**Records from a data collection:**

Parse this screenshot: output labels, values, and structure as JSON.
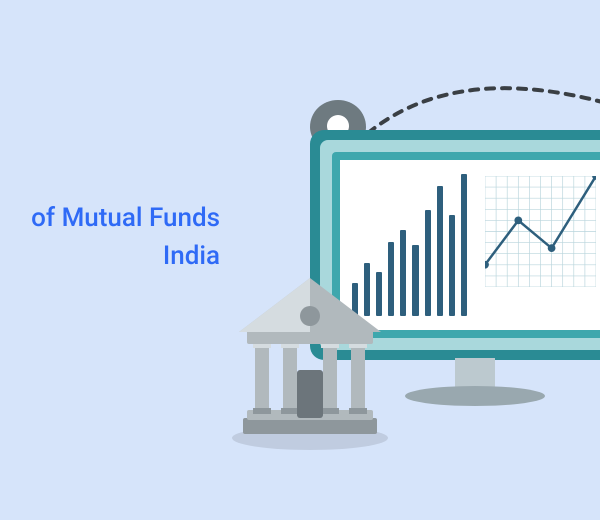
{
  "text": {
    "line1": " of Mutual Funds",
    "line2": " India",
    "color": "#2f6af6",
    "fontsize": 26,
    "fontweight": 500,
    "lineheight": 1.45
  },
  "background_color": "#d6e4fa",
  "monitor": {
    "outer_color": "#2a8b94",
    "bevel_color": "#a9d8dc",
    "inner_color": "#3ea7ad",
    "screen_color": "#ffffff",
    "stand_color": "#bcc9cf",
    "stand_base_color": "#99a8af"
  },
  "bar_chart": {
    "type": "bar",
    "values": [
      22,
      36,
      30,
      50,
      58,
      48,
      72,
      88,
      68,
      96
    ],
    "bar_color": "#2e5f7d",
    "background": "#ffffff"
  },
  "line_chart": {
    "type": "line",
    "grid_cols": 10,
    "grid_rows": 10,
    "grid_color": "#b9d5dc",
    "line_color": "#2e5f7d",
    "marker_color": "#2e5f7d",
    "points": [
      {
        "x": 0,
        "y": 8
      },
      {
        "x": 3,
        "y": 4
      },
      {
        "x": 6,
        "y": 6.5
      },
      {
        "x": 10,
        "y": 0
      }
    ]
  },
  "bank": {
    "body_color": "#b1b9bd",
    "light_color": "#d5dce0",
    "dark_color": "#8e979c",
    "door_color": "#6c757b"
  },
  "pin": {
    "fill": "#6e7a80",
    "inner": "#ffffff"
  },
  "trail": {
    "stroke": "#3a3f44",
    "dash": "8 8",
    "width": 4
  }
}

**PROBLEM TO WORK ON:** Reproduce all the entries that precede this task, word for word, minus any pictures.

**RESULT OF THIS EXERCISE:**
Parse this screenshot: output labels, values, and structure as JSON.
{
  "text": {
    "line1": " of Mutual Funds",
    "line2": " India",
    "color": "#2f6af6",
    "fontsize": 26,
    "fontweight": 500,
    "lineheight": 1.45
  },
  "background_color": "#d6e4fa",
  "monitor": {
    "outer_color": "#2a8b94",
    "bevel_color": "#a9d8dc",
    "inner_color": "#3ea7ad",
    "screen_color": "#ffffff",
    "stand_color": "#bcc9cf",
    "stand_base_color": "#99a8af"
  },
  "bar_chart": {
    "type": "bar",
    "values": [
      22,
      36,
      30,
      50,
      58,
      48,
      72,
      88,
      68,
      96
    ],
    "bar_color": "#2e5f7d",
    "background": "#ffffff"
  },
  "line_chart": {
    "type": "line",
    "grid_cols": 10,
    "grid_rows": 10,
    "grid_color": "#b9d5dc",
    "line_color": "#2e5f7d",
    "marker_color": "#2e5f7d",
    "points": [
      {
        "x": 0,
        "y": 8
      },
      {
        "x": 3,
        "y": 4
      },
      {
        "x": 6,
        "y": 6.5
      },
      {
        "x": 10,
        "y": 0
      }
    ]
  },
  "bank": {
    "body_color": "#b1b9bd",
    "light_color": "#d5dce0",
    "dark_color": "#8e979c",
    "door_color": "#6c757b"
  },
  "pin": {
    "fill": "#6e7a80",
    "inner": "#ffffff"
  },
  "trail": {
    "stroke": "#3a3f44",
    "dash": "8 8",
    "width": 4
  }
}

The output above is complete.